**Provided records**

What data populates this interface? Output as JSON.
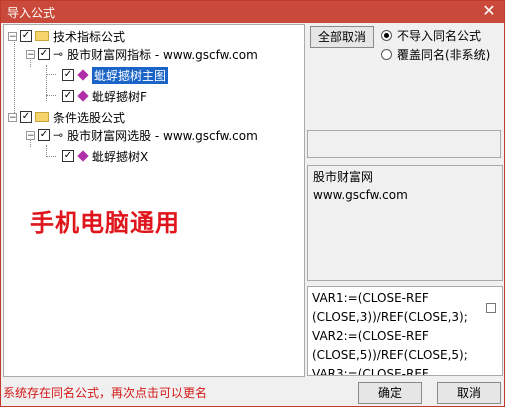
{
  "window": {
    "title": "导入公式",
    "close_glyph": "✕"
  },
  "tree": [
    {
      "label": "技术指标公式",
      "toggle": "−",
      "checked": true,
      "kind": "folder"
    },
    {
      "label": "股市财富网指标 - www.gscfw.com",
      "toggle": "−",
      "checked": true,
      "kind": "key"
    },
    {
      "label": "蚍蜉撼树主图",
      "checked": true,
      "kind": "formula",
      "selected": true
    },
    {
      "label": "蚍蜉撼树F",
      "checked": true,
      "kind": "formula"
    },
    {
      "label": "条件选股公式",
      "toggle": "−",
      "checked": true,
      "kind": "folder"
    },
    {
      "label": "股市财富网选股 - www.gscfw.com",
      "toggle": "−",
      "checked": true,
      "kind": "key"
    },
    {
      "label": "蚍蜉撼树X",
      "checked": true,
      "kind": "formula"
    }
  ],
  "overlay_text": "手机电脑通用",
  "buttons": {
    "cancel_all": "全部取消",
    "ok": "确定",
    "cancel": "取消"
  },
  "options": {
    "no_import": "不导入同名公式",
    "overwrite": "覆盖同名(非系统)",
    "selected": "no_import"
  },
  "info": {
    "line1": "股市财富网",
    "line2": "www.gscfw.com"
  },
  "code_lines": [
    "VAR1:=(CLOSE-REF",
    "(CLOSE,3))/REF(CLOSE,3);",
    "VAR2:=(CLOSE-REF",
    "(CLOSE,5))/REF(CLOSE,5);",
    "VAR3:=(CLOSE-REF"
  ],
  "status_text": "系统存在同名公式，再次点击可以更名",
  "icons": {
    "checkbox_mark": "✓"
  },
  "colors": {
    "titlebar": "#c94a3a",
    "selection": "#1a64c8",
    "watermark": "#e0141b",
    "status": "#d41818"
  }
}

**Objective**
Read the data above and pull out each line that holds the string "label".

**Response below**
      "label": "技术指标公式",
      "label": "股市财富网指标 - www.gscfw.com",
      "label": "蚍蜉撼树主图",
      "label": "蚍蜉撼树F",
      "label": "条件选股公式",
      "label": "股市财富网选股 - www.gscfw.com",
      "label": "蚍蜉撼树X",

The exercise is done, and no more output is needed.